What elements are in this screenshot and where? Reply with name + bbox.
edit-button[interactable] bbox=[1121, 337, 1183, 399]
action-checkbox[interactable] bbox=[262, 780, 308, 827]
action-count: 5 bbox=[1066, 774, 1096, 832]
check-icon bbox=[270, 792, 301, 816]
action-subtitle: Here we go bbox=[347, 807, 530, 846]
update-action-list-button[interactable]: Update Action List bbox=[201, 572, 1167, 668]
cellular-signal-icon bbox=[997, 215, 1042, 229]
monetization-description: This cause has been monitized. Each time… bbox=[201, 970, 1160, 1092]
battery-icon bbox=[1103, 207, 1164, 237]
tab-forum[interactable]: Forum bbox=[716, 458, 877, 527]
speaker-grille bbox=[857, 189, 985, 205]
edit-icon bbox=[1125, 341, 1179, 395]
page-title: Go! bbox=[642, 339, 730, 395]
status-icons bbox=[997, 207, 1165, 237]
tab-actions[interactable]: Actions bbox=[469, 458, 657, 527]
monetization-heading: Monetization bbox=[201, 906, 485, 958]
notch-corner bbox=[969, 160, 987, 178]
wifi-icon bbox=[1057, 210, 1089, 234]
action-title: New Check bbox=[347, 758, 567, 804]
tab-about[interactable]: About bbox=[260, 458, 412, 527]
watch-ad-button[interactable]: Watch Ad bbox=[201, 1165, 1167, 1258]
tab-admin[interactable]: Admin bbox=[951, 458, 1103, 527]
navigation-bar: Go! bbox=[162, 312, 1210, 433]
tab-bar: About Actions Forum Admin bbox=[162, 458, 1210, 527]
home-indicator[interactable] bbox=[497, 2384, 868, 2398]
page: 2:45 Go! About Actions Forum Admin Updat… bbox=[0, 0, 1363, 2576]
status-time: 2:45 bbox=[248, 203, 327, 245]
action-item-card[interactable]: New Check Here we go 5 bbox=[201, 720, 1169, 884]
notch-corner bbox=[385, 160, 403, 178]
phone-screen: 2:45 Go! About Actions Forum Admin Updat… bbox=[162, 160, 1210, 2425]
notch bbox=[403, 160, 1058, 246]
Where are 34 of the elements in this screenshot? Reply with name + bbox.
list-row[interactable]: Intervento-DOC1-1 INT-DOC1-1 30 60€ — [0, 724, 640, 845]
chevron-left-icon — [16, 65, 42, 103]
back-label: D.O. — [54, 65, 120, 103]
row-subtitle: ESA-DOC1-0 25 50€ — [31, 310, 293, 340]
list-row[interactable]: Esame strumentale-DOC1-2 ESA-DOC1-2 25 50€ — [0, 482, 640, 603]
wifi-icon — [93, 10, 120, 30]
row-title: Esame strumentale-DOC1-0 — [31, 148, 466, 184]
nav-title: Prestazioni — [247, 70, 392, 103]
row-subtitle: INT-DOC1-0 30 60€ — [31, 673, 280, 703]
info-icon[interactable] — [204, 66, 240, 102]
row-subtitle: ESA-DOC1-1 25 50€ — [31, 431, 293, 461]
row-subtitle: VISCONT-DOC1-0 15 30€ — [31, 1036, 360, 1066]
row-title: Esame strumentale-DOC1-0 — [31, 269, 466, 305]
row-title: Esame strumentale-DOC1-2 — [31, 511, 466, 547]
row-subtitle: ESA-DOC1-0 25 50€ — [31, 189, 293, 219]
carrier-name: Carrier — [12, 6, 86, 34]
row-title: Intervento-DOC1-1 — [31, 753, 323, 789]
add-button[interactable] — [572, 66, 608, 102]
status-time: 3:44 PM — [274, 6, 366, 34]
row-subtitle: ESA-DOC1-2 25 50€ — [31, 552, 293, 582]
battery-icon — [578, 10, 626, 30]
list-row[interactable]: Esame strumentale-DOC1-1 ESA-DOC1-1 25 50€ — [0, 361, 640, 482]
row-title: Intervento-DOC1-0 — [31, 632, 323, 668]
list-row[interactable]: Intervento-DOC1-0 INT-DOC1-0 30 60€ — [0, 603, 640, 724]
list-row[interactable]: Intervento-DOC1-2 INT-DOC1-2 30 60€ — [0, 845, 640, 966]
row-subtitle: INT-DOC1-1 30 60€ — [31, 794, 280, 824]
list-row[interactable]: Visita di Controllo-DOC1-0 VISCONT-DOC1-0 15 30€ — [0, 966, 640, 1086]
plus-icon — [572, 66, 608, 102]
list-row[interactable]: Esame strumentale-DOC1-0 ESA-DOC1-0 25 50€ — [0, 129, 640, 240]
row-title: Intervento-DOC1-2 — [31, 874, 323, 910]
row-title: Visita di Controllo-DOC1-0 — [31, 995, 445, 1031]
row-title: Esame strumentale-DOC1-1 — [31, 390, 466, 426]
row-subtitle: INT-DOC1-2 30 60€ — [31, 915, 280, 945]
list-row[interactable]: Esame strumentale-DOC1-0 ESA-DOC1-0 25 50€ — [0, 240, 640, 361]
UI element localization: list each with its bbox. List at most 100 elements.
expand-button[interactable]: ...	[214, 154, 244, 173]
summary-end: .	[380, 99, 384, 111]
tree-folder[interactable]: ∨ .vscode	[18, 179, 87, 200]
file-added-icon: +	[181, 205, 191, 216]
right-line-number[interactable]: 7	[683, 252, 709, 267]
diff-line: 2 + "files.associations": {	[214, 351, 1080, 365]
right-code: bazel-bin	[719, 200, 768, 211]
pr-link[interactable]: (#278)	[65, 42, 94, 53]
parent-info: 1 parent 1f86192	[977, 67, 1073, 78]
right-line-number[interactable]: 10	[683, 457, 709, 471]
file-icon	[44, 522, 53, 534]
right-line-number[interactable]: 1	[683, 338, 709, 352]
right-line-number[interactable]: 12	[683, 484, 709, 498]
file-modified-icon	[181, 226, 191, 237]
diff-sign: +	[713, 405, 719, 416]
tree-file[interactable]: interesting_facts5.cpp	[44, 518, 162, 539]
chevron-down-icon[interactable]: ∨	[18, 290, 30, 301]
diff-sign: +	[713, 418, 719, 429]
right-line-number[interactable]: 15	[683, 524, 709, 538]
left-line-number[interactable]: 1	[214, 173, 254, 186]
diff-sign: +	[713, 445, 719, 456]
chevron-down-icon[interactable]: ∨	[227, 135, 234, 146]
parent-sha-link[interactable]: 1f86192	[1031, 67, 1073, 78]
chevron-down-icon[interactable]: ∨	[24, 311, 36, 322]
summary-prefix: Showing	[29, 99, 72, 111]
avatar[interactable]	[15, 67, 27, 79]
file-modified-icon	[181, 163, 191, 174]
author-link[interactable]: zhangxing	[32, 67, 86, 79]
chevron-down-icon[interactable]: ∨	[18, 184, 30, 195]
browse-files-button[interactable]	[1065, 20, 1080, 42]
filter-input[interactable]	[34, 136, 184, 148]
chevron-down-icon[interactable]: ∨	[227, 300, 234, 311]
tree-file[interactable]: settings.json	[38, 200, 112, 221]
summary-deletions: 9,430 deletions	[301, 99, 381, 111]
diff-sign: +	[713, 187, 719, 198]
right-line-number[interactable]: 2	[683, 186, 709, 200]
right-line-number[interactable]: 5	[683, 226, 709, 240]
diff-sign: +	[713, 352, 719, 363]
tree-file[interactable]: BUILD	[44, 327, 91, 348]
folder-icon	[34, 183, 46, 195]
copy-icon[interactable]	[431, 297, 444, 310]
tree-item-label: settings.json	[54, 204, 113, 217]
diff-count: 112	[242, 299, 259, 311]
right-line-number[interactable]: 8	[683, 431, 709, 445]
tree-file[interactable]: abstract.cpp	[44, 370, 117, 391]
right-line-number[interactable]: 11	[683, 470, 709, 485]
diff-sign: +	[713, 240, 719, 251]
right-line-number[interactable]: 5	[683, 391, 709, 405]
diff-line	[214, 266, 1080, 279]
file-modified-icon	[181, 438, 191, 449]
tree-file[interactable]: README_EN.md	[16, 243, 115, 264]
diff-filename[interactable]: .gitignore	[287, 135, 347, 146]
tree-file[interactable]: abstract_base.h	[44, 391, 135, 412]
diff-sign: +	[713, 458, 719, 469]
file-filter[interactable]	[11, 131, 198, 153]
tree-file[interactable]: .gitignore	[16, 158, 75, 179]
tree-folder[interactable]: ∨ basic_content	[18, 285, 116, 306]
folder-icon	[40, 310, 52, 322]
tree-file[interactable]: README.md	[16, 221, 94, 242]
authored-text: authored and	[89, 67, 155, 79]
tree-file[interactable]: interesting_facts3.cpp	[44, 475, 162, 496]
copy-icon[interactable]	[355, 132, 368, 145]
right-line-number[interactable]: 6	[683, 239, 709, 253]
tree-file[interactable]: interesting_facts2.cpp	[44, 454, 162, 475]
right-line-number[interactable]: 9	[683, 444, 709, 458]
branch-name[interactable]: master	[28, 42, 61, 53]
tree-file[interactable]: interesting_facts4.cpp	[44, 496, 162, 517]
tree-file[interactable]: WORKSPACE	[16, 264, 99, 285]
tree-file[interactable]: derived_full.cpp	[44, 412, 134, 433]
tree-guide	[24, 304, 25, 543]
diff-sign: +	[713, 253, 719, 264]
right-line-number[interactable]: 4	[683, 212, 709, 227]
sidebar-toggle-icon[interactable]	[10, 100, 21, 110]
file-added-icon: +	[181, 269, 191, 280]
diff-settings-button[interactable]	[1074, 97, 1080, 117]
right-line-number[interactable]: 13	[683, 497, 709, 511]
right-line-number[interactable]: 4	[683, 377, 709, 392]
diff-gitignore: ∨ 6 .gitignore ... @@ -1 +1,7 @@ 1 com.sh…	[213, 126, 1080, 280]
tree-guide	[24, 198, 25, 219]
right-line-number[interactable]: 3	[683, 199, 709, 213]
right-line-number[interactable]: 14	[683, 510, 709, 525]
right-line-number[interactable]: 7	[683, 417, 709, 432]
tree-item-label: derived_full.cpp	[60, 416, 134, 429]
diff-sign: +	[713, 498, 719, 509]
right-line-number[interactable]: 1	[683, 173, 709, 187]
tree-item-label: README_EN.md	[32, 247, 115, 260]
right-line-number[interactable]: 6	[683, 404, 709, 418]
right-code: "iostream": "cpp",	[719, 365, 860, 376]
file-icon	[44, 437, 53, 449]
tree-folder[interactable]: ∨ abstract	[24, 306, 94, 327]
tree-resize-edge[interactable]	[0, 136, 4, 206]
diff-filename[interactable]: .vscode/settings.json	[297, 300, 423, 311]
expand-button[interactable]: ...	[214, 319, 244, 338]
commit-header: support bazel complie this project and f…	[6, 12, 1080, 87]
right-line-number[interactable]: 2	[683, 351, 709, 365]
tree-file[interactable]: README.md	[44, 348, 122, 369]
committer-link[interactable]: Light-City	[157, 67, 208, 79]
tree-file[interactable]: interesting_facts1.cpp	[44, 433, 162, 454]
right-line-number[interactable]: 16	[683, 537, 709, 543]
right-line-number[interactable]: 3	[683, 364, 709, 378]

+ + + +

=== Problem to work on ===
Retype the lines above exactly as they appear, from the first line through the line that contains "row-title: Esame strumentale-DOC1-0 — [31, 148, 466, 184]", including that line.

=== Worked answer ===
What elements are in this screenshot and where? Reply with name + bbox.
edit-button[interactable] bbox=[1121, 337, 1183, 399]
action-checkbox[interactable] bbox=[262, 780, 308, 827]
action-count: 5 bbox=[1066, 774, 1096, 832]
check-icon bbox=[270, 792, 301, 816]
action-subtitle: Here we go bbox=[347, 807, 530, 846]
update-action-list-button[interactable]: Update Action List bbox=[201, 572, 1167, 668]
cellular-signal-icon bbox=[997, 215, 1042, 229]
monetization-description: This cause has been monitized. Each time… bbox=[201, 970, 1160, 1092]
battery-icon bbox=[1103, 207, 1164, 237]
tab-forum[interactable]: Forum bbox=[716, 458, 877, 527]
speaker-grille bbox=[857, 189, 985, 205]
edit-icon bbox=[1125, 341, 1179, 395]
page-title: Go! bbox=[642, 339, 730, 395]
status-icons bbox=[997, 207, 1165, 237]
tab-actions[interactable]: Actions bbox=[469, 458, 657, 527]
monetization-heading: Monetization bbox=[201, 906, 485, 958]
notch-corner bbox=[969, 160, 987, 178]
wifi-icon bbox=[1057, 210, 1089, 234]
action-title: New Check bbox=[347, 758, 567, 804]
tab-about[interactable]: About bbox=[260, 458, 412, 527]
watch-ad-button[interactable]: Watch Ad bbox=[201, 1165, 1167, 1258]
tab-admin[interactable]: Admin bbox=[951, 458, 1103, 527]
navigation-bar: Go! bbox=[162, 312, 1210, 433]
tab-bar: About Actions Forum Admin bbox=[162, 458, 1210, 527]
home-indicator[interactable] bbox=[497, 2384, 868, 2398]
page: 2:45 Go! About Actions Forum Admin Updat… bbox=[0, 0, 1363, 2576]
status-time: 2:45 bbox=[248, 203, 327, 245]
action-item-card[interactable]: New Check Here we go 5 bbox=[201, 720, 1169, 884]
notch-corner bbox=[385, 160, 403, 178]
phone-screen: 2:45 Go! About Actions Forum Admin Updat… bbox=[162, 160, 1210, 2425]
notch bbox=[403, 160, 1058, 246]
Where are 34 of the elements in this screenshot? Reply with name + bbox.
list-row[interactable]: Intervento-DOC1-1 INT-DOC1-1 30 60€ — [0, 724, 640, 845]
chevron-left-icon — [16, 65, 42, 103]
back-label: D.O. — [54, 65, 120, 103]
row-subtitle: ESA-DOC1-0 25 50€ — [31, 310, 293, 340]
list-row[interactable]: Esame strumentale-DOC1-2 ESA-DOC1-2 25 50€ — [0, 482, 640, 603]
wifi-icon — [93, 10, 120, 30]
row-title: Esame strumentale-DOC1-0 — [31, 148, 466, 184]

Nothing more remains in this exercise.